#### [Task details]
Every entry must be copied word for word.

(Data entries)
####
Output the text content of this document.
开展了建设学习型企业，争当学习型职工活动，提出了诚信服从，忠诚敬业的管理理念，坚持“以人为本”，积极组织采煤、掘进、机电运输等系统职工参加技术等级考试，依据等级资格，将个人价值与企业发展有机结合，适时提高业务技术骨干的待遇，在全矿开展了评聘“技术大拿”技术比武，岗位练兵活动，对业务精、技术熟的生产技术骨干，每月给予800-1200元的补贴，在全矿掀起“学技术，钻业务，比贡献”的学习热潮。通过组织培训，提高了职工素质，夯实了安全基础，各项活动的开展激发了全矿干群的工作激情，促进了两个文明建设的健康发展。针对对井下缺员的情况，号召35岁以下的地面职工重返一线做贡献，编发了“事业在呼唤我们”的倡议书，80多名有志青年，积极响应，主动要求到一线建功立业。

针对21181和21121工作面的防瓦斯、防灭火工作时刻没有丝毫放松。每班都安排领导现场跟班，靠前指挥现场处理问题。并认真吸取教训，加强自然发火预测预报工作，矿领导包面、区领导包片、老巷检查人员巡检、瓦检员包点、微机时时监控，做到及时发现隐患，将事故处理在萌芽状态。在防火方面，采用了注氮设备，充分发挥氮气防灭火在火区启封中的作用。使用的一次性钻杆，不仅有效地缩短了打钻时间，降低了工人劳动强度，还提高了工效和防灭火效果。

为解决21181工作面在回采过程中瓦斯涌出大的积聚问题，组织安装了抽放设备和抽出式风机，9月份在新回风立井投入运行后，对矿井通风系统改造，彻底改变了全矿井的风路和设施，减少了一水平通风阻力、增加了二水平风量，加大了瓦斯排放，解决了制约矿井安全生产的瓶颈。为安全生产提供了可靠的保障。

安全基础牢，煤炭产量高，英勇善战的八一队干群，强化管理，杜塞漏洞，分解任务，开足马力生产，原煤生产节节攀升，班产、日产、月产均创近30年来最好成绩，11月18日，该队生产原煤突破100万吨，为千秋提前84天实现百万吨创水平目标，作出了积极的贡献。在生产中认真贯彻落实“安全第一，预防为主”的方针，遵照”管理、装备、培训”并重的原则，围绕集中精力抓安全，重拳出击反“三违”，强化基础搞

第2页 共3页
####
#### [Solution below]
Output the text content of this document.
开展了建设学习型企业，争当学习型职工活动，提出了诚信服从，忠诚敬业的管理理念，坚持“以人为本”，积极组织采煤、掘进、机电运输等系统职工参加技术等级考试，依据等级资格，将个人价值与企业发展有机结合，适时提高业务技术骨干的待遇，在全矿开展了评聘“技术大拿”技术比武，岗位练兵活动，对业务精、技术熟的生产技术骨干，每月给予800-1200元的补贴，在全矿掀起“学技术，钻业务，比贡献”的学习热潮。通过组织培训，提高了职工素质，夯实了安全基础，各项活动的开展激发了全矿干群的工作激情，促进了两个文明建设的健康发展。针对对井下缺员的情况，号召35岁以下的地面职工重返一线做贡献，编发了“事业在呼唤我们”的倡议书，80多名有志青年，积极响应，主动要求到一线建功立业。

针对21181和21121工作面的防瓦斯、防灭火工作时刻没有丝毫放松。每班都安排领导现场跟班，靠前指挥现场处理问题。并认真吸取教训，加强自然发火预测预报工作，矿领导包面、区领导包片、老巷检查人员巡检、瓦检员包点、微机时时监控，做到及时发现隐患，将事故处理在萌芽状态。在防火方面，采用了注氮设备，充分发挥氮气防灭火在火区启封中的作用。使用的一次性钻杆，不仅有效地缩短了打钻时间，降低了工人劳动强度，还提高了工效和防灭火效果。

为解决21181工作面在回采过程中瓦斯涌出大的积聚问题，组织安装了抽放设备和抽出式风机，9月份在新回风立井投入运行后，对矿井通风系统改造，彻底改变了全矿井的风路和设施，减少了一水平通风阻力、增加了二水平风量，加大了瓦斯排放，解决了制约矿井安全生产的瓶颈。为安全生产提供了可靠的保障。

安全基础牢，煤炭产量高，英勇善战的八一队干群，强化管理，杜塞漏洞，分解任务，开足马力生产，原煤生产节节攀升，班产、日产、月产均创近30年来最好成绩，11月18日，该队生产原煤突破100万吨，为千秋提前84天实现百万吨创水平目标，作出了积极的贡献。在生产中认真贯彻落实“安全第一，预防为主”的方针，遵照”管理、装备、培训”并重的原则，围绕集中精力抓安全，重拳出击反“三违”，强化基础搞

第2页 共3页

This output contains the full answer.